**Aim**. Using the data below, tally the lines that include the string "name". Only the number is wanted.

**Saved entries**.
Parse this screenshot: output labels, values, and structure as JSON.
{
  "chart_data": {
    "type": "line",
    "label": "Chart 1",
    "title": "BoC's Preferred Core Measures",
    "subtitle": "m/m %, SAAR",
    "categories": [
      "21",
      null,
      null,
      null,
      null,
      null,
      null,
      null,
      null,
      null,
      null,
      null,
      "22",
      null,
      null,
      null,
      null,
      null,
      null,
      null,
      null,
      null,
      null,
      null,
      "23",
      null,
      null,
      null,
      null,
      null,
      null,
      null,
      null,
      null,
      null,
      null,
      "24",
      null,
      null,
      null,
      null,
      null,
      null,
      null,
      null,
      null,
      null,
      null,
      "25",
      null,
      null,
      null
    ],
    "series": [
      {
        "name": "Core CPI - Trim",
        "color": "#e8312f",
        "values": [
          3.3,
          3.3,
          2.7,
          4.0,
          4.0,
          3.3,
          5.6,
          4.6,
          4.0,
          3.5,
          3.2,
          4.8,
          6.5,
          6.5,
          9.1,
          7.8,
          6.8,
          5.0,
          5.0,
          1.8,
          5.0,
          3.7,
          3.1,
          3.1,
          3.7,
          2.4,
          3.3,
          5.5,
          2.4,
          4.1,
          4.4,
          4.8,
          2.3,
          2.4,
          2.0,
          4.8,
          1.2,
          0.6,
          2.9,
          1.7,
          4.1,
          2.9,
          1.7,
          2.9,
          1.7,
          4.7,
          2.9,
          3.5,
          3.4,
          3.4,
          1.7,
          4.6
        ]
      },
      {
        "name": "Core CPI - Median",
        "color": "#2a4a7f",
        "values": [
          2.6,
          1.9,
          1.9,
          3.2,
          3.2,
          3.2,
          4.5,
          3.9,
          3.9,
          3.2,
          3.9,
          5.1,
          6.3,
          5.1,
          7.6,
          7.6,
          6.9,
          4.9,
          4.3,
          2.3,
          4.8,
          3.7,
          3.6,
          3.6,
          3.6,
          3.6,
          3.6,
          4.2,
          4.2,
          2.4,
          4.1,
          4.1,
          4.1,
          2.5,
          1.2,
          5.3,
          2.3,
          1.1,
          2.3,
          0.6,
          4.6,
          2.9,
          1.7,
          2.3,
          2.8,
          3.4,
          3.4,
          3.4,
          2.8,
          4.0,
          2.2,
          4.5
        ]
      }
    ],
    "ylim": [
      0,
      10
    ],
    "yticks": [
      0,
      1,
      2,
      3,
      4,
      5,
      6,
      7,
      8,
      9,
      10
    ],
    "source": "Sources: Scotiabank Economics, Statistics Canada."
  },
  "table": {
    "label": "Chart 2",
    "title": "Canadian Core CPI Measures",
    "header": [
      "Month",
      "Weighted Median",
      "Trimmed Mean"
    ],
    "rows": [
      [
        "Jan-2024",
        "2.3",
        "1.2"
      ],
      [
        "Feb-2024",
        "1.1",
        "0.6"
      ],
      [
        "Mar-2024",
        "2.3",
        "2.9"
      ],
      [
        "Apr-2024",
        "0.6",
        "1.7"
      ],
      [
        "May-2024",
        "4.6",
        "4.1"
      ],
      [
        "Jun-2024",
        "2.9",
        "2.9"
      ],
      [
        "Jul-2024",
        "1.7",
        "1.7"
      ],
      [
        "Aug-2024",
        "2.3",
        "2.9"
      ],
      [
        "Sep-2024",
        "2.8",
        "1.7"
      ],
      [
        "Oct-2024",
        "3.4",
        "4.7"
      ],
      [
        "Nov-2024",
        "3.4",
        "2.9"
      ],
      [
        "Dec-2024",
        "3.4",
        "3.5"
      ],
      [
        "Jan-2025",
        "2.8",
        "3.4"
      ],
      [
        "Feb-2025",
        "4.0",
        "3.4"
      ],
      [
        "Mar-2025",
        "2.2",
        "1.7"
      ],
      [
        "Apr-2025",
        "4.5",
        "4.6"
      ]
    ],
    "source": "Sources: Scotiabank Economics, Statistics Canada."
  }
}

**Task solution**. 2